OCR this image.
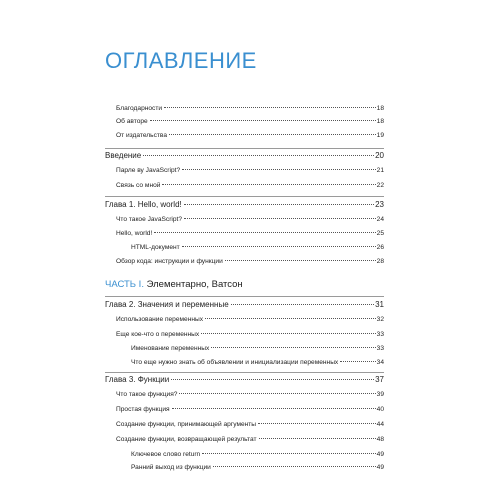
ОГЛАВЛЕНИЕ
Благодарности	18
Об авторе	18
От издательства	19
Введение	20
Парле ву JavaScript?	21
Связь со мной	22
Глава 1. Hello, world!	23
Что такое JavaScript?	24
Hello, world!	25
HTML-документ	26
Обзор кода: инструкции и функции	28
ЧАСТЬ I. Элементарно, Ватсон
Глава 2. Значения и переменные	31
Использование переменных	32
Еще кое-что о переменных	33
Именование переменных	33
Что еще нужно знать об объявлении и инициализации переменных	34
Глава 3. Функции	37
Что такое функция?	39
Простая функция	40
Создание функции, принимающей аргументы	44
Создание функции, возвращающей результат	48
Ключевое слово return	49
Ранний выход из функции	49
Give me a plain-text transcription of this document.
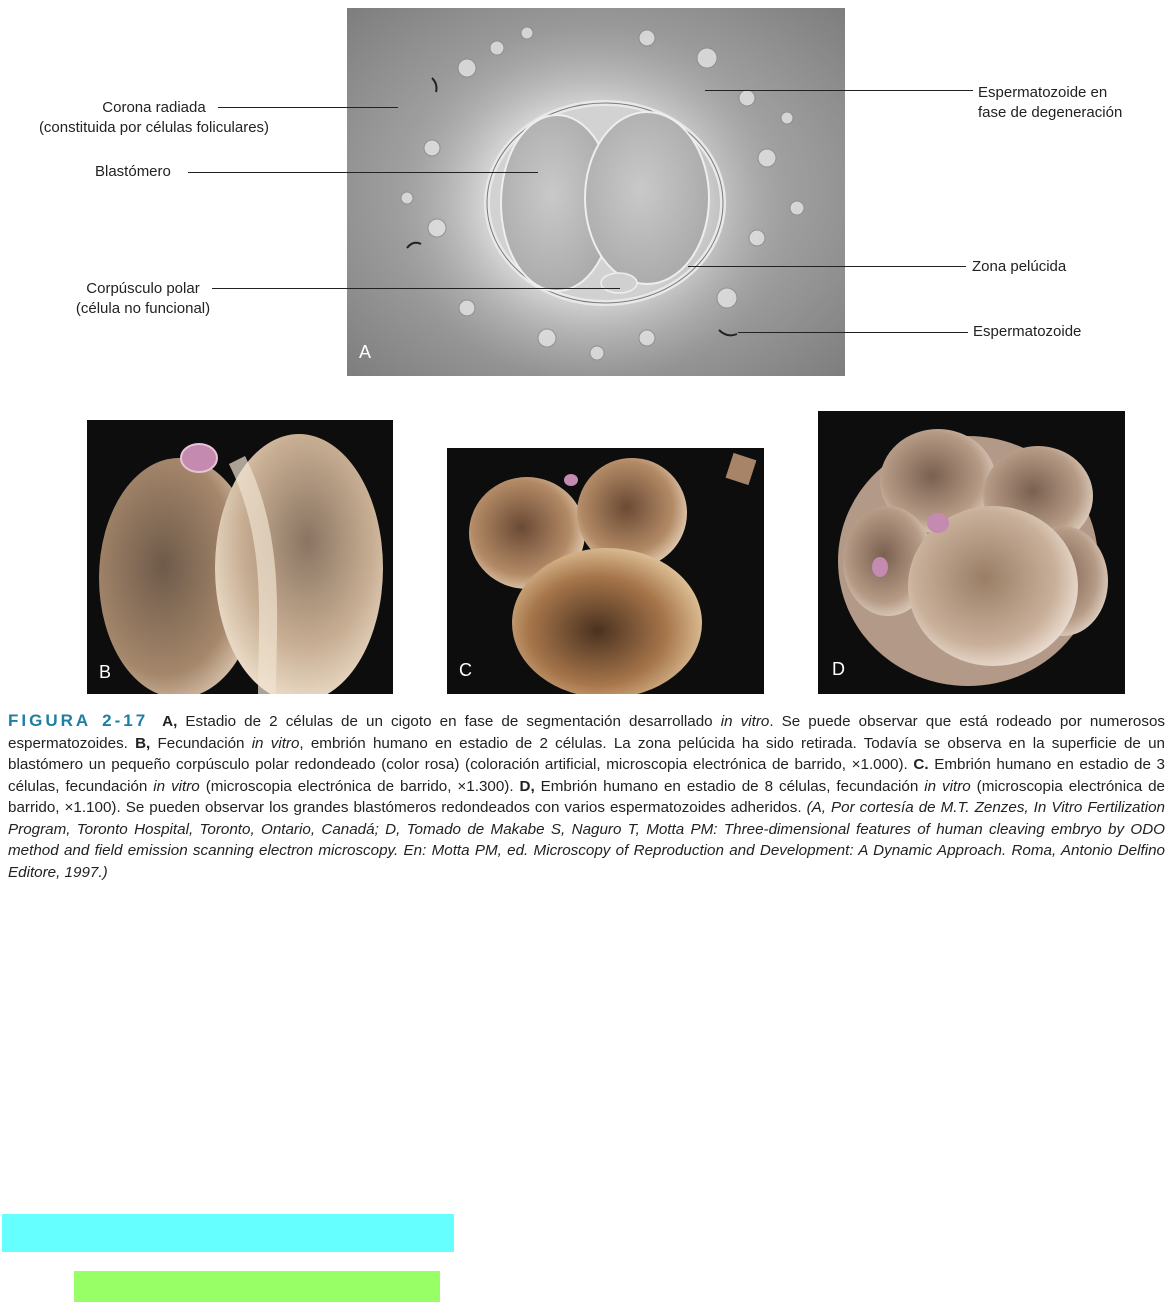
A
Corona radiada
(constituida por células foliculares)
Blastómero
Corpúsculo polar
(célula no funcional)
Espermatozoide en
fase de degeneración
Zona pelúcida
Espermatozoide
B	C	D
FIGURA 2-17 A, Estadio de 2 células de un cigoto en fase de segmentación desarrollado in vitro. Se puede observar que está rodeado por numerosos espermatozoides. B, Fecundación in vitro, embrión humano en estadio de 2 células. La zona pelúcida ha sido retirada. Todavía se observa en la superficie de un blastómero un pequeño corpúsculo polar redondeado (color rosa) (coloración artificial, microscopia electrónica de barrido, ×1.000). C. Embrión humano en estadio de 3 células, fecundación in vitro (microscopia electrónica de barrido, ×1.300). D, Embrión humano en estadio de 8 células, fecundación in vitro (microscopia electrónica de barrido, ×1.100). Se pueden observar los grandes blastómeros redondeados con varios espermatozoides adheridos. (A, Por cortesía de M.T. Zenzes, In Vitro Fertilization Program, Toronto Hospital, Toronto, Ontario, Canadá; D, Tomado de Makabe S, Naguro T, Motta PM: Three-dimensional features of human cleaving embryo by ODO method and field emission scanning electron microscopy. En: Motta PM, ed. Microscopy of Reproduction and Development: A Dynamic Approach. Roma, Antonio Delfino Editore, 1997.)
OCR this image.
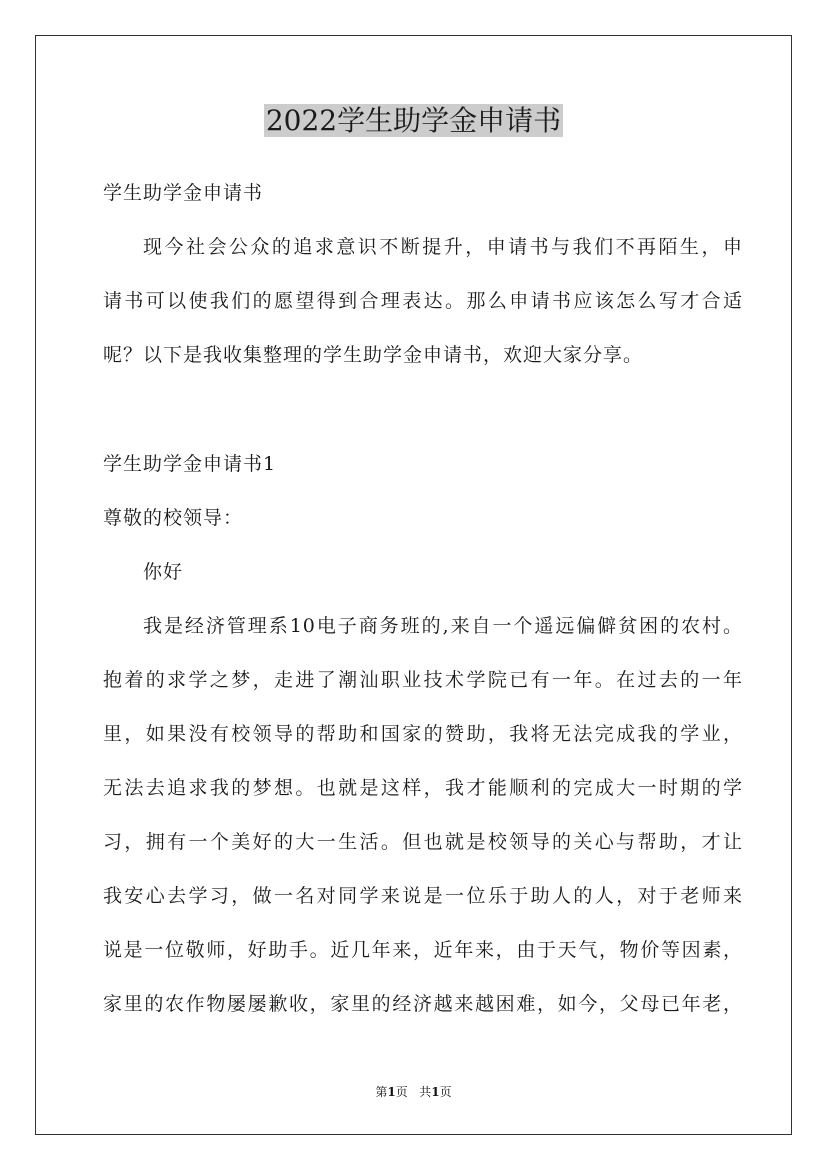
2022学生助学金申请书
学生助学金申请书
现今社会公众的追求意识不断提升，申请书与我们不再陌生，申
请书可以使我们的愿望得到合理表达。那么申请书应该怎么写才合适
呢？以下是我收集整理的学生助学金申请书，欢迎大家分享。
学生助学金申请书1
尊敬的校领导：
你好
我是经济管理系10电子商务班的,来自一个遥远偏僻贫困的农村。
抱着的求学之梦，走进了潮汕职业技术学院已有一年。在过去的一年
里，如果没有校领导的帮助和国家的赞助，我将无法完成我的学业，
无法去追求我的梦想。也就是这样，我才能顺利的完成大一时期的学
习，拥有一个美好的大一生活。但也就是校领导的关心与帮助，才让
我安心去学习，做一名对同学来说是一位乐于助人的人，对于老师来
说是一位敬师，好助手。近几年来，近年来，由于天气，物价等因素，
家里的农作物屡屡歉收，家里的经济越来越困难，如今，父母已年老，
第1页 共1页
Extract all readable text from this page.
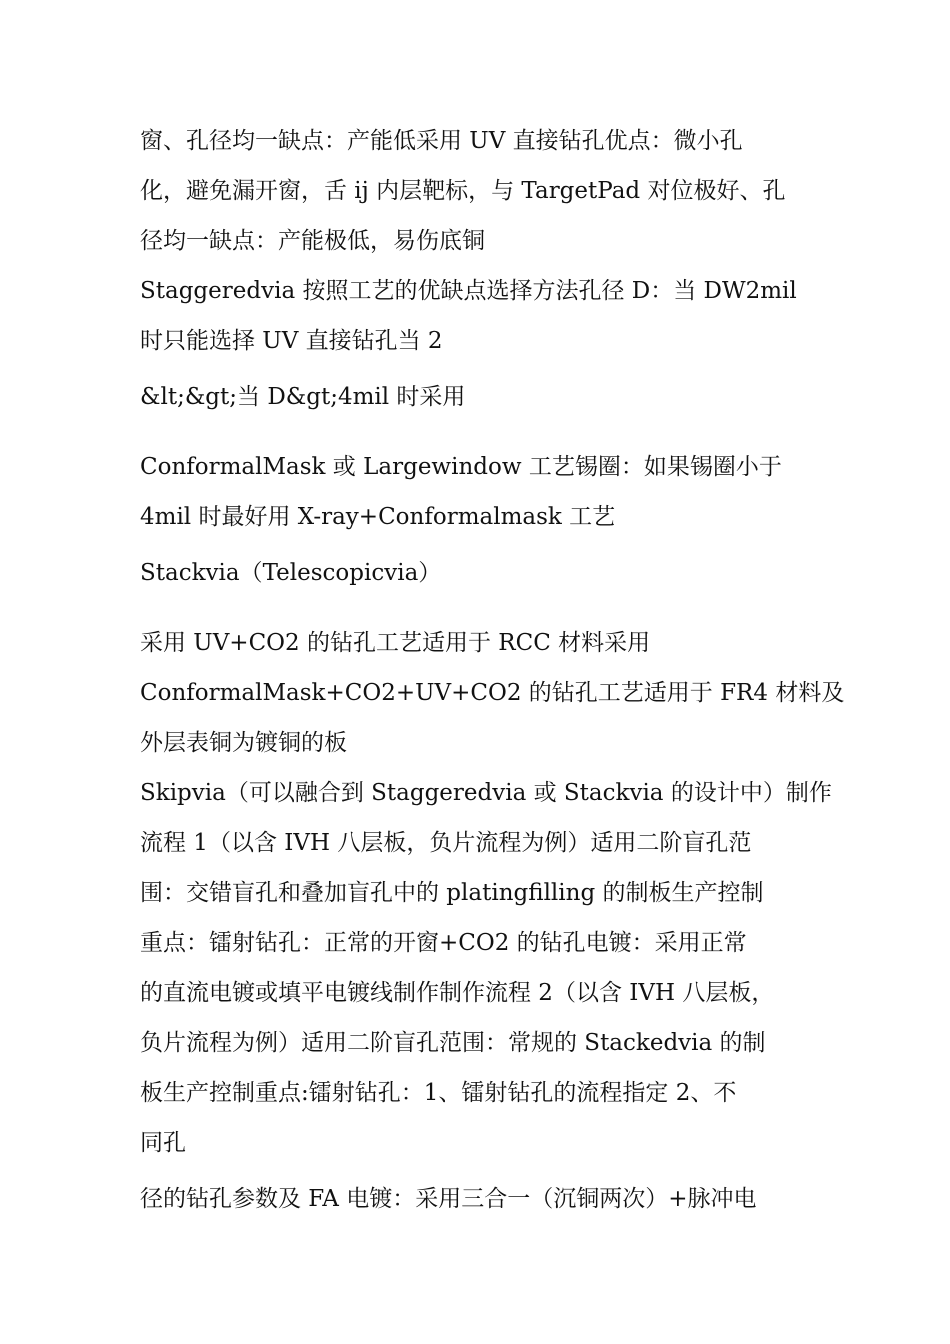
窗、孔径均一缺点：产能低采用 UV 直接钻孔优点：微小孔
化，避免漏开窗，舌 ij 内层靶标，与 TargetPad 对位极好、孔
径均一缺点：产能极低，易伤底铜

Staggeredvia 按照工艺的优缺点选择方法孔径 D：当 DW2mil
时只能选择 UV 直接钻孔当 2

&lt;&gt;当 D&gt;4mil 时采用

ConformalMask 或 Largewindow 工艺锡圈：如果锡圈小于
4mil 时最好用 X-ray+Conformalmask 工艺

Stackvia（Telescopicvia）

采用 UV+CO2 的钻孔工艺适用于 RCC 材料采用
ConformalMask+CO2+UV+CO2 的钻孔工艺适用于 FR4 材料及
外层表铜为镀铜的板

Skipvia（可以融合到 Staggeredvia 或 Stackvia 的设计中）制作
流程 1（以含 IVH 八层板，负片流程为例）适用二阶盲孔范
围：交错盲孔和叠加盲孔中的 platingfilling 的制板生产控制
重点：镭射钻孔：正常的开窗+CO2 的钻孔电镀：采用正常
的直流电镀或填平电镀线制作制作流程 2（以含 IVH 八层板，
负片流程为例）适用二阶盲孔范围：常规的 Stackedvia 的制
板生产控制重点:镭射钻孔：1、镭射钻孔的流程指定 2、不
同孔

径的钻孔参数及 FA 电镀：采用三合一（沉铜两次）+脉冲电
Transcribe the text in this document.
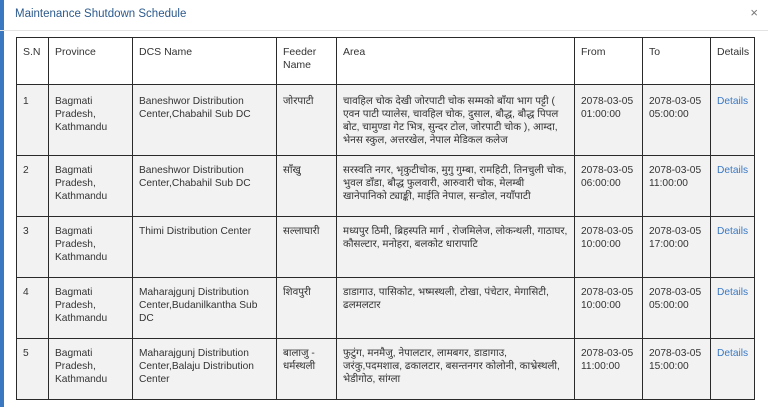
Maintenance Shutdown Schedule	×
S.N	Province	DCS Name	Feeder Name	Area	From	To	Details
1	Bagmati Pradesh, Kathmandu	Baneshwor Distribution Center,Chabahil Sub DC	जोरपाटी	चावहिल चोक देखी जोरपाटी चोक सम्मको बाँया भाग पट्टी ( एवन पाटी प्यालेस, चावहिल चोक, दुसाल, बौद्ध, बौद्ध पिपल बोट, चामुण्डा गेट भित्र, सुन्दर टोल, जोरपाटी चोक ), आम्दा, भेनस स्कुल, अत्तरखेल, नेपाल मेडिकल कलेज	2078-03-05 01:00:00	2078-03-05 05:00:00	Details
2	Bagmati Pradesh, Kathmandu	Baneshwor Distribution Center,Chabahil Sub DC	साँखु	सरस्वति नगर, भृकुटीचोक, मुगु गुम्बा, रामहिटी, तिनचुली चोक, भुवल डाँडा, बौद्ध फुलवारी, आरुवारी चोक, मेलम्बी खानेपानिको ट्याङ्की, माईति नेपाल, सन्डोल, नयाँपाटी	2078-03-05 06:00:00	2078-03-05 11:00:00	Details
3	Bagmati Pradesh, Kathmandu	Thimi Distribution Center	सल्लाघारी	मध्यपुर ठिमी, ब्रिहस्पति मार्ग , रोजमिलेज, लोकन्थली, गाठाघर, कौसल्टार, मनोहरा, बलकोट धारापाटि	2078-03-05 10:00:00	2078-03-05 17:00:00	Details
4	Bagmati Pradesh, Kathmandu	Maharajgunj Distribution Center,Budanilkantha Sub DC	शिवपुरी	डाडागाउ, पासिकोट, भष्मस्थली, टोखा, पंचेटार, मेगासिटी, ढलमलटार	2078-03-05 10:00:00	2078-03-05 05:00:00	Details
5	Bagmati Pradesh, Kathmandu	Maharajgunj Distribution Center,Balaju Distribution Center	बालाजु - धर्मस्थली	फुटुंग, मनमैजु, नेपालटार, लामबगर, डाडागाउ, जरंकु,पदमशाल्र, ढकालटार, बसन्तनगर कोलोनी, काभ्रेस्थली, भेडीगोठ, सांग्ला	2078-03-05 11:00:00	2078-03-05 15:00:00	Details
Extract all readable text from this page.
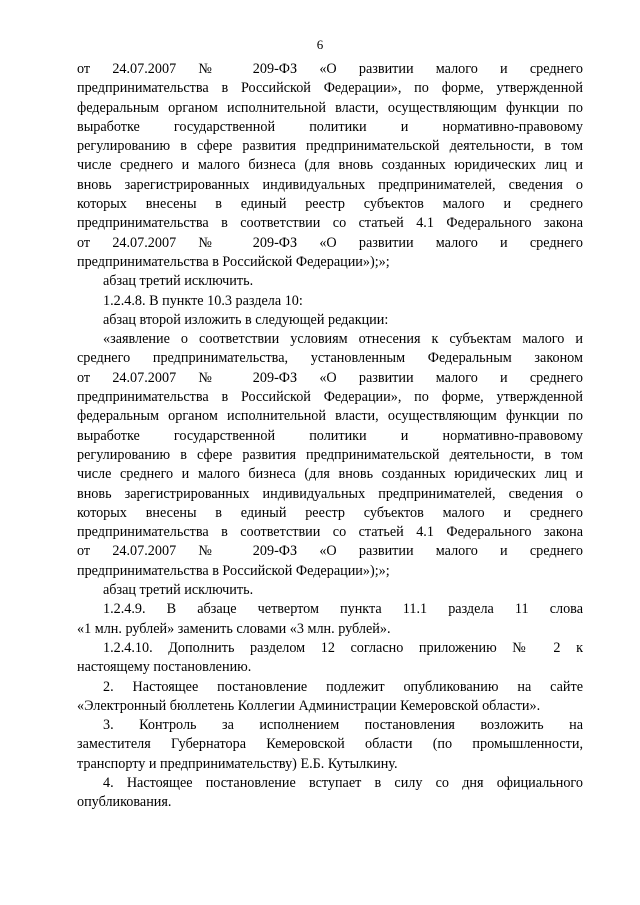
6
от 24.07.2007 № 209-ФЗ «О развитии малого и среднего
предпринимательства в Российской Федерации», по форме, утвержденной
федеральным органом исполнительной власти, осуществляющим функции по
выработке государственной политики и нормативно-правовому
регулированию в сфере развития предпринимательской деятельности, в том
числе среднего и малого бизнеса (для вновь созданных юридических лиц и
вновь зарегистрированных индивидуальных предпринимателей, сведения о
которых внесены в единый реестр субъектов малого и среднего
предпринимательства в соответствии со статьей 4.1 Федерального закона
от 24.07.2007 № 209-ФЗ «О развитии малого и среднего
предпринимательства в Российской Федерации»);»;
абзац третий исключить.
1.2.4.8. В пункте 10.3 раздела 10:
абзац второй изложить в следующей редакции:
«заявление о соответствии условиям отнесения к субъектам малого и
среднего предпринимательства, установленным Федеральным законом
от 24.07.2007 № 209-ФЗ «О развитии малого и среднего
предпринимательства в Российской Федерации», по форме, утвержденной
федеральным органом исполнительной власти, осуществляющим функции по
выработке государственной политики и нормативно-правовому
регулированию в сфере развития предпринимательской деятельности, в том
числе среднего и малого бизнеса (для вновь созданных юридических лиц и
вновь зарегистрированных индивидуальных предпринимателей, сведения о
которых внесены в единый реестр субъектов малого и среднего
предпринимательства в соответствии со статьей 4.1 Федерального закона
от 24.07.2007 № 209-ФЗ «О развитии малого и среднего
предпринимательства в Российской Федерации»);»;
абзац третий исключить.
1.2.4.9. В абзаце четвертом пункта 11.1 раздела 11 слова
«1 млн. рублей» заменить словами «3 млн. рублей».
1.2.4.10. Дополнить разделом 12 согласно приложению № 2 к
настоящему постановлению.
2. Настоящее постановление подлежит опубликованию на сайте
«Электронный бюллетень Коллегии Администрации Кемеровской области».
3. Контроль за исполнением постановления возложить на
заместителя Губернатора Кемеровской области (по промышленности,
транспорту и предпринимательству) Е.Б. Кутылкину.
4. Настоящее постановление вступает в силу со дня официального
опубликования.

******************************

Where does the word "world" appear in the listing? List each line that holds it.

Глава 1. Hello, world!	23
Hello, world!	25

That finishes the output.